» YOUR GOAL
Do not copy the pictures; transcribe all other material exactly.

◆ ◆ ◆ ◆ ◆ ◆ ◆

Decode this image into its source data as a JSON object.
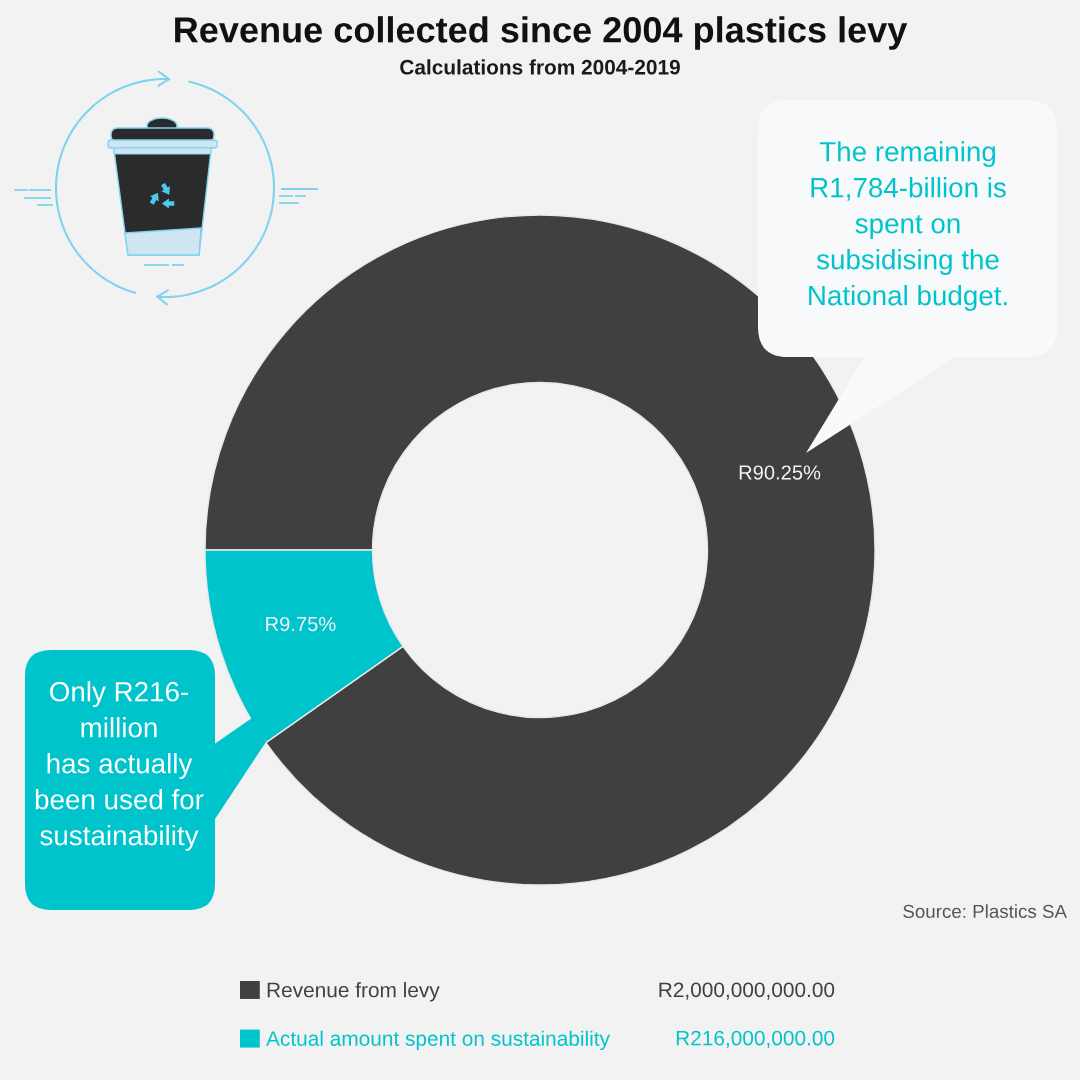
{
  "chart_data": {
    "type": "donut",
    "title": "Revenue collected since 2004 plastics levy",
    "subtitle": "Calculations from 2004-2019",
    "categories": [
      "Revenue from levy",
      "Actual amount spent on sustainability"
    ],
    "values": [
      90.25,
      9.75
    ],
    "colors": [
      "#404040",
      "#00c4cc"
    ],
    "value_labels": [
      "R90.25%",
      "R9.75%"
    ],
    "legend": "bottom",
    "annotations": [
      "The remaining\nR1,784-billion is\nspent on\nsubsidising the\nNational budget.",
      "Only R216-\nmillion\nhas actually\nbeen used for\nsustainability",
      "Source: Plastics SA",
      {
        "text": "R2,000,000,000.00",
        "x": "Revenue from levy"
      },
      {
        "text": "R216,000,000.00",
        "x": "Actual amount spent on sustainability"
      }
    ]
  }
}
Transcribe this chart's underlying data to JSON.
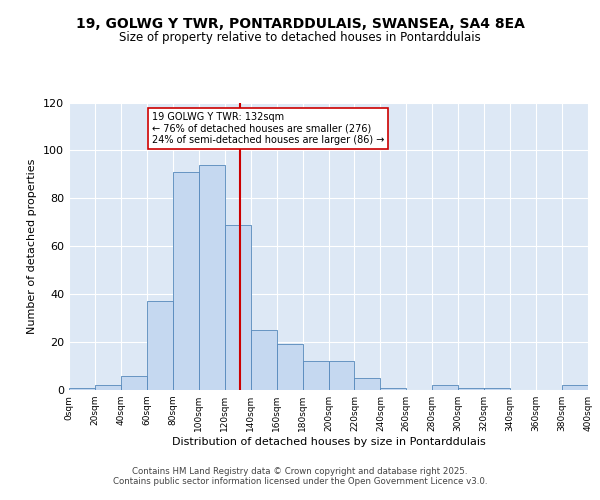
{
  "title": "19, GOLWG Y TWR, PONTARDDULAIS, SWANSEA, SA4 8EA",
  "subtitle": "Size of property relative to detached houses in Pontarddulais",
  "xlabel": "Distribution of detached houses by size in Pontarddulais",
  "ylabel": "Number of detached properties",
  "bar_color": "#c5d8f0",
  "bar_edge_color": "#5588bb",
  "background_color": "#dde8f5",
  "bin_edges": [
    0,
    20,
    40,
    60,
    80,
    100,
    120,
    140,
    160,
    180,
    200,
    220,
    240,
    260,
    280,
    300,
    320,
    340,
    360,
    380,
    400
  ],
  "bar_heights": [
    1,
    2,
    6,
    37,
    91,
    94,
    69,
    25,
    19,
    12,
    12,
    5,
    1,
    0,
    2,
    1,
    1,
    0,
    0,
    2
  ],
  "property_size": 132,
  "vline_color": "#cc0000",
  "annotation_line1": "19 GOLWG Y TWR: 132sqm",
  "annotation_line2": "← 76% of detached houses are smaller (276)",
  "annotation_line3": "24% of semi-detached houses are larger (86) →",
  "annotation_box_color": "white",
  "annotation_box_edge": "#cc0000",
  "ylim": [
    0,
    120
  ],
  "yticks": [
    0,
    20,
    40,
    60,
    80,
    100,
    120
  ],
  "footer_line1": "Contains HM Land Registry data © Crown copyright and database right 2025.",
  "footer_line2": "Contains public sector information licensed under the Open Government Licence v3.0.",
  "tick_labels": [
    "0sqm",
    "20sqm",
    "40sqm",
    "60sqm",
    "80sqm",
    "100sqm",
    "120sqm",
    "140sqm",
    "160sqm",
    "180sqm",
    "200sqm",
    "220sqm",
    "240sqm",
    "260sqm",
    "280sqm",
    "300sqm",
    "320sqm",
    "340sqm",
    "360sqm",
    "380sqm",
    "400sqm"
  ]
}
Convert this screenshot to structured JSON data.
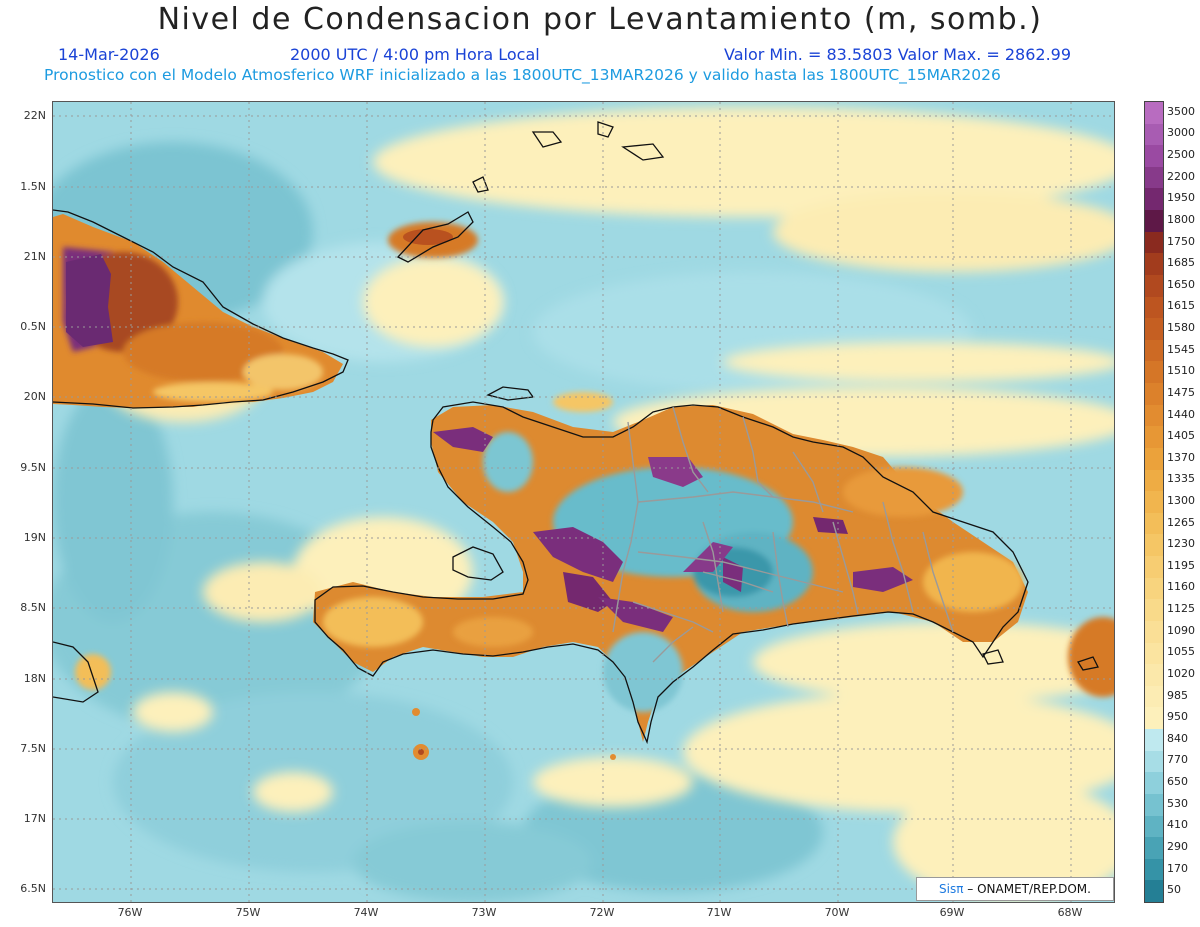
{
  "header": {
    "title": "Nivel de Condensacion por Levantamiento (m, somb.)",
    "date": "14-Mar-2026",
    "time": "2000 UTC / 4:00 pm Hora Local",
    "minmax": "Valor Min. = 83.5803   Valor Max. = 2862.99",
    "forecast": "Pronostico con el Modelo Atmosferico WRF inicializado a las 1800UTC_13MAR2026 y valido hasta las  1800UTC_15MAR2026"
  },
  "axes": {
    "lat_labels": [
      "22N",
      "1.5N",
      "21N",
      "0.5N",
      "20N",
      "9.5N",
      "19N",
      "8.5N",
      "18N",
      "7.5N",
      "17N",
      "6.5N"
    ],
    "lon_labels": [
      "76W",
      "75W",
      "74W",
      "73W",
      "72W",
      "71W",
      "70W",
      "69W",
      "68W"
    ]
  },
  "legend": {
    "labels": [
      "3500",
      "3000",
      "2500",
      "2200",
      "1950",
      "1800",
      "1750",
      "1685",
      "1650",
      "1615",
      "1580",
      "1545",
      "1510",
      "1475",
      "1440",
      "1405",
      "1370",
      "1335",
      "1300",
      "1265",
      "1230",
      "1195",
      "1160",
      "1125",
      "1090",
      "1055",
      "1020",
      "985",
      "950",
      "840",
      "770",
      "650",
      "530",
      "410",
      "290",
      "170",
      "50"
    ],
    "colors": [
      "#b86cc0",
      "#a85cb2",
      "#9a4aa2",
      "#873a8a",
      "#74286f",
      "#5e1847",
      "#8a2a1f",
      "#a23c1d",
      "#b1491f",
      "#bd5520",
      "#c55f22",
      "#cd6a24",
      "#d57627",
      "#dc812b",
      "#e28c30",
      "#e79735",
      "#eba23b",
      "#eeac44",
      "#f1b54e",
      "#f3be59",
      "#f5c665",
      "#f7cd72",
      "#f8d47e",
      "#f9da8a",
      "#fadf96",
      "#fbe4a0",
      "#fbe8aa",
      "#fcecb3",
      "#fdf0bb",
      "#bfe9ef",
      "#a7dde6",
      "#8ed0dc",
      "#76c2d0",
      "#5fb3c3",
      "#49a3b5",
      "#3593a7",
      "#247f95"
    ]
  },
  "credit": {
    "logo": "Sisπ",
    "text": " – ONAMET/REP.DOM."
  }
}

◆ ◆ ◆ ◆ ◆ ◆ ◆

» ANSWER IN FULL
Decode this image into its source data as a JSON object.
{
  "chart_data": {
    "type": "donut",
    "title": "Revenue collected since 2004 plastics levy",
    "subtitle": "Calculations from 2004-2019",
    "categories": [
      "Revenue from levy",
      "Actual amount spent on sustainability"
    ],
    "values": [
      90.25,
      9.75
    ],
    "colors": [
      "#404040",
      "#00c4cc"
    ],
    "value_labels": [
      "R90.25%",
      "R9.75%"
    ],
    "legend": "bottom",
    "annotations": [
      "The remaining\nR1,784-billion is\nspent on\nsubsidising the\nNational budget.",
      "Only R216-\nmillion\nhas actually\nbeen used for\nsustainability",
      "Source: Plastics SA",
      {
        "text": "R2,000,000,000.00",
        "x": "Revenue from levy"
      },
      {
        "text": "R216,000,000.00",
        "x": "Actual amount spent on sustainability"
      }
    ]
  }
}
Transcribe this chart's underlying data to JSON.
{
  "title": "19, GOLWG Y TWR, PONTARDDULAIS, SWANSEA, SA4 8EA",
  "subtitle": "Size of property relative to detached houses in Pontarddulais",
  "xlabel": "Distribution of detached houses by size in Pontarddulais",
  "ylabel": "Number of detached properties",
  "bar_color": "#c5d8f0",
  "bar_edge_color": "#5588bb",
  "background_color": "#dde8f5",
  "bin_edges": [
    0,
    20,
    40,
    60,
    80,
    100,
    120,
    140,
    160,
    180,
    200,
    220,
    240,
    260,
    280,
    300,
    320,
    340,
    360,
    380,
    400
  ],
  "bar_heights": [
    1,
    2,
    6,
    37,
    91,
    94,
    69,
    25,
    19,
    12,
    12,
    5,
    1,
    0,
    2,
    1,
    1,
    0,
    0,
    2
  ],
  "property_size": 132,
  "vline_color": "#cc0000",
  "annotation_line1": "19 GOLWG Y TWR: 132sqm",
  "annotation_line2": "← 76% of detached houses are smaller (276)",
  "annotation_line3": "24% of semi-detached houses are larger (86) →",
  "annotation_box_color": "white",
  "annotation_box_edge": "#cc0000",
  "ylim": [
    0,
    120
  ],
  "yticks": [
    0,
    20,
    40,
    60,
    80,
    100,
    120
  ],
  "footer_line1": "Contains HM Land Registry data © Crown copyright and database right 2025.",
  "footer_line2": "Contains public sector information licensed under the Open Government Licence v3.0.",
  "tick_labels": [
    "0sqm",
    "20sqm",
    "40sqm",
    "60sqm",
    "80sqm",
    "100sqm",
    "120sqm",
    "140sqm",
    "160sqm",
    "180sqm",
    "200sqm",
    "220sqm",
    "240sqm",
    "260sqm",
    "280sqm",
    "300sqm",
    "320sqm",
    "340sqm",
    "360sqm",
    "380sqm",
    "400sqm"
  ]
}
Convert this screenshot to structured JSON data.
{
  "header": {
    "title": "Nivel de Condensacion por Levantamiento (m, somb.)",
    "date": "14-Mar-2026",
    "time": "2000 UTC / 4:00 pm Hora Local",
    "minmax": "Valor Min. = 83.5803   Valor Max. = 2862.99",
    "forecast": "Pronostico con el Modelo Atmosferico WRF inicializado a las 1800UTC_13MAR2026 y valido hasta las  1800UTC_15MAR2026"
  },
  "axes": {
    "lat_labels": [
      "22N",
      "1.5N",
      "21N",
      "0.5N",
      "20N",
      "9.5N",
      "19N",
      "8.5N",
      "18N",
      "7.5N",
      "17N",
      "6.5N"
    ],
    "lon_labels": [
      "76W",
      "75W",
      "74W",
      "73W",
      "72W",
      "71W",
      "70W",
      "69W",
      "68W"
    ]
  },
  "legend": {
    "labels": [
      "3500",
      "3000",
      "2500",
      "2200",
      "1950",
      "1800",
      "1750",
      "1685",
      "1650",
      "1615",
      "1580",
      "1545",
      "1510",
      "1475",
      "1440",
      "1405",
      "1370",
      "1335",
      "1300",
      "1265",
      "1230",
      "1195",
      "1160",
      "1125",
      "1090",
      "1055",
      "1020",
      "985",
      "950",
      "840",
      "770",
      "650",
      "530",
      "410",
      "290",
      "170",
      "50"
    ],
    "colors": [
      "#b86cc0",
      "#a85cb2",
      "#9a4aa2",
      "#873a8a",
      "#74286f",
      "#5e1847",
      "#8a2a1f",
      "#a23c1d",
      "#b1491f",
      "#bd5520",
      "#c55f22",
      "#cd6a24",
      "#d57627",
      "#dc812b",
      "#e28c30",
      "#e79735",
      "#eba23b",
      "#eeac44",
      "#f1b54e",
      "#f3be59",
      "#f5c665",
      "#f7cd72",
      "#f8d47e",
      "#f9da8a",
      "#fadf96",
      "#fbe4a0",
      "#fbe8aa",
      "#fcecb3",
      "#fdf0bb",
      "#bfe9ef",
      "#a7dde6",
      "#8ed0dc",
      "#76c2d0",
      "#5fb3c3",
      "#49a3b5",
      "#3593a7",
      "#247f95"
    ]
  },
  "credit": {
    "logo": "Sisπ",
    "text": " – ONAMET/REP.DOM."
  }
}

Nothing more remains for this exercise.